Repeat the whole of the data, keeping every detail the same.

# Exercise material
◆ ◆ ◆
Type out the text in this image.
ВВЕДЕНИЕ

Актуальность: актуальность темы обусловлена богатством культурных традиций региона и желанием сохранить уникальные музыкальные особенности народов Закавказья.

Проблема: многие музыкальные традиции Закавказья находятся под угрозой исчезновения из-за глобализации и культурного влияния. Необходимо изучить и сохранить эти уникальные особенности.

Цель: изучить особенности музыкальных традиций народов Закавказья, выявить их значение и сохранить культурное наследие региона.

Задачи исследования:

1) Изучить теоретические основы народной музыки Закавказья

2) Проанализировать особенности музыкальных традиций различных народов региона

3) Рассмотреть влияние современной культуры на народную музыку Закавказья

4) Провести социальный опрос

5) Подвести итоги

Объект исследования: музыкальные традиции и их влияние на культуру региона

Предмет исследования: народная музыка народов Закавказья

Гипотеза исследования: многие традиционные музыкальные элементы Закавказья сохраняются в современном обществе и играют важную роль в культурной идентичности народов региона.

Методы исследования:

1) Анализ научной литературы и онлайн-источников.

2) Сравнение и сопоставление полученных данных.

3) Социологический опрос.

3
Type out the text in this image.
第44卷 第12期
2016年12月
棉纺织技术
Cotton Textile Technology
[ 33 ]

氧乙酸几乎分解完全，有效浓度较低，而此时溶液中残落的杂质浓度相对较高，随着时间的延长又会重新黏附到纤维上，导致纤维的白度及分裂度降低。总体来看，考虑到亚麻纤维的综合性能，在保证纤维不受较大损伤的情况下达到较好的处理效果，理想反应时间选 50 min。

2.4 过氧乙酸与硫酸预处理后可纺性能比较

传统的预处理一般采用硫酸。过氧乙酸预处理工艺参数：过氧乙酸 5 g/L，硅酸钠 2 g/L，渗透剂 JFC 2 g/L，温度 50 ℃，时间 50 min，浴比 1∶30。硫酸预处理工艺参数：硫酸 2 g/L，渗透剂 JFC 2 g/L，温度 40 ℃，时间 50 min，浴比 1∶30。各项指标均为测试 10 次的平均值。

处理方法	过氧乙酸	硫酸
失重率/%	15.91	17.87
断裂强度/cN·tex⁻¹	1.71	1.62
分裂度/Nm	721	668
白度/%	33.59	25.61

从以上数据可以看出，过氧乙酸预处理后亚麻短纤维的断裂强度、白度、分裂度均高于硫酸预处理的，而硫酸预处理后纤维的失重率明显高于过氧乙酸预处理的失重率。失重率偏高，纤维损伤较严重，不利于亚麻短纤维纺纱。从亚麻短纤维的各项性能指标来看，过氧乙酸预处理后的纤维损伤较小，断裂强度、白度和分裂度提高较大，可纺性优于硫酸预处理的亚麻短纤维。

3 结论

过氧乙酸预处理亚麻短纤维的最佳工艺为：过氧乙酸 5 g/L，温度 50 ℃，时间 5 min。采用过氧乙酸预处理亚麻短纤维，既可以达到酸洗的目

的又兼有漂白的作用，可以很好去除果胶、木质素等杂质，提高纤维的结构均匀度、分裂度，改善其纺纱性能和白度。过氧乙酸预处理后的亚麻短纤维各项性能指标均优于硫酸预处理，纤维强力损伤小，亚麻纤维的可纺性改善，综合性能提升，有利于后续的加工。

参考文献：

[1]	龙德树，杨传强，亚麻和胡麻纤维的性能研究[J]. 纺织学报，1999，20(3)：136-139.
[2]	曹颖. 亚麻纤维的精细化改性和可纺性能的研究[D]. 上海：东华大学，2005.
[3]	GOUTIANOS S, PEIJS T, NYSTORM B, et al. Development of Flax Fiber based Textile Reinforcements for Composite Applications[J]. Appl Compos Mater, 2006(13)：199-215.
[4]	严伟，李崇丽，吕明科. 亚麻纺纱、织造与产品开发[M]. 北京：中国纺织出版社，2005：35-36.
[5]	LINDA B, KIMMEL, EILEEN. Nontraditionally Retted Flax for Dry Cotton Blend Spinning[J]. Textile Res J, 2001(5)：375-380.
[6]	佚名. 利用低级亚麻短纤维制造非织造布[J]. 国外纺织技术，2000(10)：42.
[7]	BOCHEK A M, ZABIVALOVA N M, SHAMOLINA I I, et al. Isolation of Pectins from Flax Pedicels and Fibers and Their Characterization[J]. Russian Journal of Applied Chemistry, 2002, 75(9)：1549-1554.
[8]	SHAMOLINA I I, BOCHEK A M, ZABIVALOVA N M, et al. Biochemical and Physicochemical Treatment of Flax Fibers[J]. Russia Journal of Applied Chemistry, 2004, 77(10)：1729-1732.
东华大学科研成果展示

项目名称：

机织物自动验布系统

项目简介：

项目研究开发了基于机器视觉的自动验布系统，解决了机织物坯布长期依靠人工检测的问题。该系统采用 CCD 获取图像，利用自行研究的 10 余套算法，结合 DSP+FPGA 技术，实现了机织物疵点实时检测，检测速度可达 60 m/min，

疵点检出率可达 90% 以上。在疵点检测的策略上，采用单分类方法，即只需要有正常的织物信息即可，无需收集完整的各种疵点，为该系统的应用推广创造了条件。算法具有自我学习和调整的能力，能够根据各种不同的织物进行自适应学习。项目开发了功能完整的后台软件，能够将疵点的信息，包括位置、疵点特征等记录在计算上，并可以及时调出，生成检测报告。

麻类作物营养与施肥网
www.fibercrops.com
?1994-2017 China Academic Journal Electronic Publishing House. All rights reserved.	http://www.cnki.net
◆ ◆ ◆
# Solution to the exercise
Type out the text in this image.
ВВЕДЕНИЕ

Актуальность: актуальность темы обусловлена богатством культурных традиций региона и желанием сохранить уникальные музыкальные особенности народов Закавказья.

Проблема: многие музыкальные традиции Закавказья находятся под угрозой исчезновения из-за глобализации и культурного влияния. Необходимо изучить и сохранить эти уникальные особенности.

Цель: изучить особенности музыкальных традиций народов Закавказья, выявить их значение и сохранить культурное наследие региона.

Задачи исследования:

1) Изучить теоретические основы народной музыки Закавказья

2) Проанализировать особенности музыкальных традиций различных народов региона

3) Рассмотреть влияние современной культуры на народную музыку Закавказья

4) Провести социальный опрос

5) Подвести итоги

Объект исследования: музыкальные традиции и их влияние на культуру региона

Предмет исследования: народная музыка народов Закавказья

Гипотеза исследования: многие традиционные музыкальные элементы Закавказья сохраняются в современном обществе и играют важную роль в культурной идентичности народов региона.

Методы исследования:

1) Анализ научной литературы и онлайн-источников.

2) Сравнение и сопоставление полученных данных.

3) Социологический опрос.

3
Type out the text in this image.
第44卷 第12期
2016年12月
棉纺织技术
Cotton Textile Technology
[ 33 ]

氧乙酸几乎分解完全，有效浓度较低，而此时溶液中残落的杂质浓度相对较高，随着时间的延长又会重新黏附到纤维上，导致纤维的白度及分裂度降低。总体来看，考虑到亚麻纤维的综合性能，在保证纤维不受较大损伤的情况下达到较好的处理效果，理想反应时间选 50 min。

2.4 过氧乙酸与硫酸预处理后可纺性能比较

传统的预处理一般采用硫酸。过氧乙酸预处理工艺参数：过氧乙酸 5 g/L，硅酸钠 2 g/L，渗透剂 JFC 2 g/L，温度 50 ℃，时间 50 min，浴比 1∶30。硫酸预处理工艺参数：硫酸 2 g/L，渗透剂 JFC 2 g/L，温度 40 ℃，时间 50 min，浴比 1∶30。各项指标均为测试 10 次的平均值。

处理方法	过氧乙酸	硫酸
失重率/%	15.91	17.87
断裂强度/cN·tex⁻¹	1.71	1.62
分裂度/Nm	721	668
白度/%	33.59	25.61

从以上数据可以看出，过氧乙酸预处理后亚麻短纤维的断裂强度、白度、分裂度均高于硫酸预处理的，而硫酸预处理后纤维的失重率明显高于过氧乙酸预处理的失重率。失重率偏高，纤维损伤较严重，不利于亚麻短纤维纺纱。从亚麻短纤维的各项性能指标来看，过氧乙酸预处理后的纤维损伤较小，断裂强度、白度和分裂度提高较大，可纺性优于硫酸预处理的亚麻短纤维。

3 结论

过氧乙酸预处理亚麻短纤维的最佳工艺为：过氧乙酸 5 g/L，温度 50 ℃，时间 5 min。采用过氧乙酸预处理亚麻短纤维，既可以达到酸洗的目

的又兼有漂白的作用，可以很好去除果胶、木质素等杂质，提高纤维的结构均匀度、分裂度，改善其纺纱性能和白度。过氧乙酸预处理后的亚麻短纤维各项性能指标均优于硫酸预处理，纤维强力损伤小，亚麻纤维的可纺性改善，综合性能提升，有利于后续的加工。

参考文献：

[1]	龙德树，杨传强，亚麻和胡麻纤维的性能研究[J]. 纺织学报，1999，20(3)：136-139.
[2]	曹颖. 亚麻纤维的精细化改性和可纺性能的研究[D]. 上海：东华大学，2005.
[3]	GOUTIANOS S, PEIJS T, NYSTORM B, et al. Development of Flax Fiber based Textile Reinforcements for Composite Applications[J]. Appl Compos Mater, 2006(13)：199-215.
[4]	严伟，李崇丽，吕明科. 亚麻纺纱、织造与产品开发[M]. 北京：中国纺织出版社，2005：35-36.
[5]	LINDA B, KIMMEL, EILEEN. Nontraditionally Retted Flax for Dry Cotton Blend Spinning[J]. Textile Res J, 2001(5)：375-380.
[6]	佚名. 利用低级亚麻短纤维制造非织造布[J]. 国外纺织技术，2000(10)：42.
[7]	BOCHEK A M, ZABIVALOVA N M, SHAMOLINA I I, et al. Isolation of Pectins from Flax Pedicels and Fibers and Their Characterization[J]. Russian Journal of Applied Chemistry, 2002, 75(9)：1549-1554.
[8]	SHAMOLINA I I, BOCHEK A M, ZABIVALOVA N M, et al. Biochemical and Physicochemical Treatment of Flax Fibers[J]. Russia Journal of Applied Chemistry, 2004, 77(10)：1729-1732.
东华大学科研成果展示

项目名称：

机织物自动验布系统

项目简介：

项目研究开发了基于机器视觉的自动验布系统，解决了机织物坯布长期依靠人工检测的问题。该系统采用 CCD 获取图像，利用自行研究的 10 余套算法，结合 DSP+FPGA 技术，实现了机织物疵点实时检测，检测速度可达 60 m/min，

疵点检出率可达 90% 以上。在疵点检测的策略上，采用单分类方法，即只需要有正常的织物信息即可，无需收集完整的各种疵点，为该系统的应用推广创造了条件。算法具有自我学习和调整的能力，能够根据各种不同的织物进行自适应学习。项目开发了功能完整的后台软件，能够将疵点的信息，包括位置、疵点特征等记录在计算上，并可以及时调出，生成检测报告。

麻类作物营养与施肥网
www.fibercrops.com
?1994-2017 China Academic Journal Electronic Publishing House. All rights reserved.	http://www.cnki.net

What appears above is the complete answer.